### What the task asks
Extract every line that contains the word "Time".

### Figure record extracts
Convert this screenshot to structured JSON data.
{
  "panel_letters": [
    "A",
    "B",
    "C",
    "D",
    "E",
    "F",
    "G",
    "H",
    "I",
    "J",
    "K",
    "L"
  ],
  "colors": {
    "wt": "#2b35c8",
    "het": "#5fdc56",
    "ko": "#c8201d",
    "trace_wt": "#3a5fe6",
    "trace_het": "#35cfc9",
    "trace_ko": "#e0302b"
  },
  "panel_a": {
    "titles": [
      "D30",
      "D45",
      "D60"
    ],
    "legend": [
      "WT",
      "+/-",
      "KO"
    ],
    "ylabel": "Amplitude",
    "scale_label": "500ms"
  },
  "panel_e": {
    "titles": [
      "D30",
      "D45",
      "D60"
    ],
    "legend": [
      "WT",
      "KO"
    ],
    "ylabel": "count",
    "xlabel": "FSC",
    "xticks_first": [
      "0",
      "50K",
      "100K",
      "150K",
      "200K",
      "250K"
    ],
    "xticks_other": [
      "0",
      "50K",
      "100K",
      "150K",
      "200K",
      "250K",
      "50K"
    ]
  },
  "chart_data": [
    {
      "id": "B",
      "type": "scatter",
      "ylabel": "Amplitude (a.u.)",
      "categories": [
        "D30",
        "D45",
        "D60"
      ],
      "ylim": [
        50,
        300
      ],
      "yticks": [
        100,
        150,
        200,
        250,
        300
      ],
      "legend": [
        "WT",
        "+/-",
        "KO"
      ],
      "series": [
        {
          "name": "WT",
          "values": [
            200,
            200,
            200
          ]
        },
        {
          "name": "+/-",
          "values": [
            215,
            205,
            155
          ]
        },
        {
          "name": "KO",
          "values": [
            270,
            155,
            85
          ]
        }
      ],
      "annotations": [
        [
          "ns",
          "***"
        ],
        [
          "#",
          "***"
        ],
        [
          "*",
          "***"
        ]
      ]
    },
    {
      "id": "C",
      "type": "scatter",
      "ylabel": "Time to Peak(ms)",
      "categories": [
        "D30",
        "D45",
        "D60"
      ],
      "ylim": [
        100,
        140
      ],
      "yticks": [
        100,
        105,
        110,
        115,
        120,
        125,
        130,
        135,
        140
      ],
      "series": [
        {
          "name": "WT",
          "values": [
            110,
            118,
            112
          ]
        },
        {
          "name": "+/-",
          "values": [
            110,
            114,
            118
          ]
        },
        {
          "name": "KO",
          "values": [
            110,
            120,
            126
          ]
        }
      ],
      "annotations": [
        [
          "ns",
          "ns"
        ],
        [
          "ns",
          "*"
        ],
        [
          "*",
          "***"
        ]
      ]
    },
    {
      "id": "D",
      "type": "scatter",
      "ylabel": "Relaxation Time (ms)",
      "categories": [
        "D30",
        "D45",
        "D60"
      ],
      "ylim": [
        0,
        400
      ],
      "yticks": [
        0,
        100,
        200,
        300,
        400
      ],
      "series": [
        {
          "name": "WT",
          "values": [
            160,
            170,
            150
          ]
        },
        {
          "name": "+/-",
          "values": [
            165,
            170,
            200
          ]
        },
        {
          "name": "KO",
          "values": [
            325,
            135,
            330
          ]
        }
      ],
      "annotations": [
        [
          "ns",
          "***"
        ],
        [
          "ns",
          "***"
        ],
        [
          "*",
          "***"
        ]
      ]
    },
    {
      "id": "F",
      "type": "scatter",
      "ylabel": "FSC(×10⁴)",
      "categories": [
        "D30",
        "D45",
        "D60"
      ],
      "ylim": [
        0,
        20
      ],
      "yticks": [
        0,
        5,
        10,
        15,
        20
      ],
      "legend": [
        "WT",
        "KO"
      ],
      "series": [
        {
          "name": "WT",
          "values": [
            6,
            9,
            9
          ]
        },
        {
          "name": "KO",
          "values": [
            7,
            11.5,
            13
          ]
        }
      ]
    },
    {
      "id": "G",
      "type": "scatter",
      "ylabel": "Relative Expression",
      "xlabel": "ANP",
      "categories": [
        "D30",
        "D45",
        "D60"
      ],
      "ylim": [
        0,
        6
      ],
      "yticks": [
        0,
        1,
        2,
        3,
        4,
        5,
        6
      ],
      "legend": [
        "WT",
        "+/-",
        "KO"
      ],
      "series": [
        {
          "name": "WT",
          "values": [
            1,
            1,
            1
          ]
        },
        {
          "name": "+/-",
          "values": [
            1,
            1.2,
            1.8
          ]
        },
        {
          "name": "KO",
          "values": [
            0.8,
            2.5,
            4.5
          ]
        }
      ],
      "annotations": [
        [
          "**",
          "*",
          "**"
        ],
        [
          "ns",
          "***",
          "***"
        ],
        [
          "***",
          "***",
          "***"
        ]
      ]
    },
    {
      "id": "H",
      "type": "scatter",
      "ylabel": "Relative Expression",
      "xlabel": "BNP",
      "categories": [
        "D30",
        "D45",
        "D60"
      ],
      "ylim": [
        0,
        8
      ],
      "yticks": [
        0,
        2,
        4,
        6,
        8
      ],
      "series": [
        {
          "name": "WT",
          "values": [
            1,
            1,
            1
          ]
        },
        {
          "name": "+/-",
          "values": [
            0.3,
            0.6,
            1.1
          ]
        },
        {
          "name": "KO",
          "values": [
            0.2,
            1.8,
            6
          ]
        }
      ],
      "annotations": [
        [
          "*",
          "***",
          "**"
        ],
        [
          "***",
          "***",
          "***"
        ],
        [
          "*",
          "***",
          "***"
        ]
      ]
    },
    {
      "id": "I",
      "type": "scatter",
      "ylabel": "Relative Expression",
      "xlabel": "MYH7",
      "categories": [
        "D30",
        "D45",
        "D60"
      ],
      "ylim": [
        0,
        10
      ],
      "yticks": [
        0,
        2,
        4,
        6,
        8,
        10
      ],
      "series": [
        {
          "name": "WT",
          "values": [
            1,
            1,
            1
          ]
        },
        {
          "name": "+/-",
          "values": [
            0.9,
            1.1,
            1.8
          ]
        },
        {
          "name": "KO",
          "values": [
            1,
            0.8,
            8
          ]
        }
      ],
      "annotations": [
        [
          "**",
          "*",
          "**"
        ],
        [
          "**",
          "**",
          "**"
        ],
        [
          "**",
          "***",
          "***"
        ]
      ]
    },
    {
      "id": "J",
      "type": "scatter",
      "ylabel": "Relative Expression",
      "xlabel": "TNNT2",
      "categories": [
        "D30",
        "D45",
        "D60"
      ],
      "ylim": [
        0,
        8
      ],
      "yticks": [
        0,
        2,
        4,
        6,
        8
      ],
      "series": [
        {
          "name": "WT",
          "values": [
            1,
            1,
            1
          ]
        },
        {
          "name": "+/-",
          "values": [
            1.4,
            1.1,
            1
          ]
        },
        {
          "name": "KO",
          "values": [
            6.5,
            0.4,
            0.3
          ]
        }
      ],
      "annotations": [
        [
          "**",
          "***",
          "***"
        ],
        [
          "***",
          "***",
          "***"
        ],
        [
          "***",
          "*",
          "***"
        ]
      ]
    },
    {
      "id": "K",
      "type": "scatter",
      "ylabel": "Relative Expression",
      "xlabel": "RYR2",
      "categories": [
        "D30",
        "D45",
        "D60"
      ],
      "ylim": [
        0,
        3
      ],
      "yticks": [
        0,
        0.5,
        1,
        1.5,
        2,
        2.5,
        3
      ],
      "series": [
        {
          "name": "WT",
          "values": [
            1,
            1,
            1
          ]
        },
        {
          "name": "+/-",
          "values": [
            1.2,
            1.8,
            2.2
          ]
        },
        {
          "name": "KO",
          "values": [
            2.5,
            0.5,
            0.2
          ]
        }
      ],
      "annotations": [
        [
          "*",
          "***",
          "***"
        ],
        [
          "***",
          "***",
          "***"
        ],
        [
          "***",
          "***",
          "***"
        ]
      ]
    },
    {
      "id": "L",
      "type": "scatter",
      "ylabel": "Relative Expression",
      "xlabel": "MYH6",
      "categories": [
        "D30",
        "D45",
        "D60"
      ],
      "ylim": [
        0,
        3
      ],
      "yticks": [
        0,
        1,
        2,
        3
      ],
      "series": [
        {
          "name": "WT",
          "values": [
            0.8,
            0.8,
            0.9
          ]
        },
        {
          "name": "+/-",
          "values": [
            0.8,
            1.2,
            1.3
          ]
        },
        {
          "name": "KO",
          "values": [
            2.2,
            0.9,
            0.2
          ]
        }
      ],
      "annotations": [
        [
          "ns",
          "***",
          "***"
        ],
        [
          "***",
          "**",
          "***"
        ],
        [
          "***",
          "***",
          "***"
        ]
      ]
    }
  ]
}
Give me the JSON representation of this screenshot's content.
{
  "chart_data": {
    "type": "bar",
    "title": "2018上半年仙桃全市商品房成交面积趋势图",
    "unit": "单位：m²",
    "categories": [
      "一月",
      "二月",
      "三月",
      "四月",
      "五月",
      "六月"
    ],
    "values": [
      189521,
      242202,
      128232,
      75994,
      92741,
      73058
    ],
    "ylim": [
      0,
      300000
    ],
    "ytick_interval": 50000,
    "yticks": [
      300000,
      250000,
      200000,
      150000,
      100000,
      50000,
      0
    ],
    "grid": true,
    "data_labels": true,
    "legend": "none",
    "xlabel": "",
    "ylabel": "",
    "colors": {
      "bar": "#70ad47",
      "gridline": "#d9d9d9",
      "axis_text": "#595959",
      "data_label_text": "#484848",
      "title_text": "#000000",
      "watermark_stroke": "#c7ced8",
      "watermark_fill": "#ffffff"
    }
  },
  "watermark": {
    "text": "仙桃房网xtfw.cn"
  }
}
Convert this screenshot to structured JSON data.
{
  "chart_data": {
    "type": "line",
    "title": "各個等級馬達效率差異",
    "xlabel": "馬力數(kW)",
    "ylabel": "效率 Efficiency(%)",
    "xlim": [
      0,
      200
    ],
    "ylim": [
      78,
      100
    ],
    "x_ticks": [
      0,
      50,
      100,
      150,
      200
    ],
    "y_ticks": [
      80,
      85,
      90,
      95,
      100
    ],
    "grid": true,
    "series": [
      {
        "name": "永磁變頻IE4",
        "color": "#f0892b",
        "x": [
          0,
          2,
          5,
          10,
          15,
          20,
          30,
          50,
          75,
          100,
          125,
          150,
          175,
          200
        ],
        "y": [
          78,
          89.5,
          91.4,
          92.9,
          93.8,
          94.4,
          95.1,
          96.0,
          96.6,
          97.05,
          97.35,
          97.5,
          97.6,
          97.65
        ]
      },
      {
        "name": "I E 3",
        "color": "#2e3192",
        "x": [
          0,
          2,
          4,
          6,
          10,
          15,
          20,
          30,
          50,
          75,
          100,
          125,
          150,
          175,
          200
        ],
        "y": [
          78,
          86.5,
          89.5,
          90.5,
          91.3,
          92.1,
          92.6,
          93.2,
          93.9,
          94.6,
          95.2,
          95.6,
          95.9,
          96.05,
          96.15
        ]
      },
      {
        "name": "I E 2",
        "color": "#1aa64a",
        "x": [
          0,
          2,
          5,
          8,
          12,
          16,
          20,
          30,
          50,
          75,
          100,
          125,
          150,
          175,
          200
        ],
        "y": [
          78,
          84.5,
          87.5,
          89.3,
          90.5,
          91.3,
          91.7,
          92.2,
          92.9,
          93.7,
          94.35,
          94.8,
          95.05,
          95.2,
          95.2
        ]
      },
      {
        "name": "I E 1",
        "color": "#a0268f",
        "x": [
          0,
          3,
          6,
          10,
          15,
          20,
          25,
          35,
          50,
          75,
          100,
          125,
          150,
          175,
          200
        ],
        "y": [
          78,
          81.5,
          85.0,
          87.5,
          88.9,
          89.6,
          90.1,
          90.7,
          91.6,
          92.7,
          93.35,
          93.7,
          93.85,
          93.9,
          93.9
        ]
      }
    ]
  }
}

### Finished task
      "ylabel": "Time to Peak(ms)",
      "ylabel": "Relaxation Time (ms)",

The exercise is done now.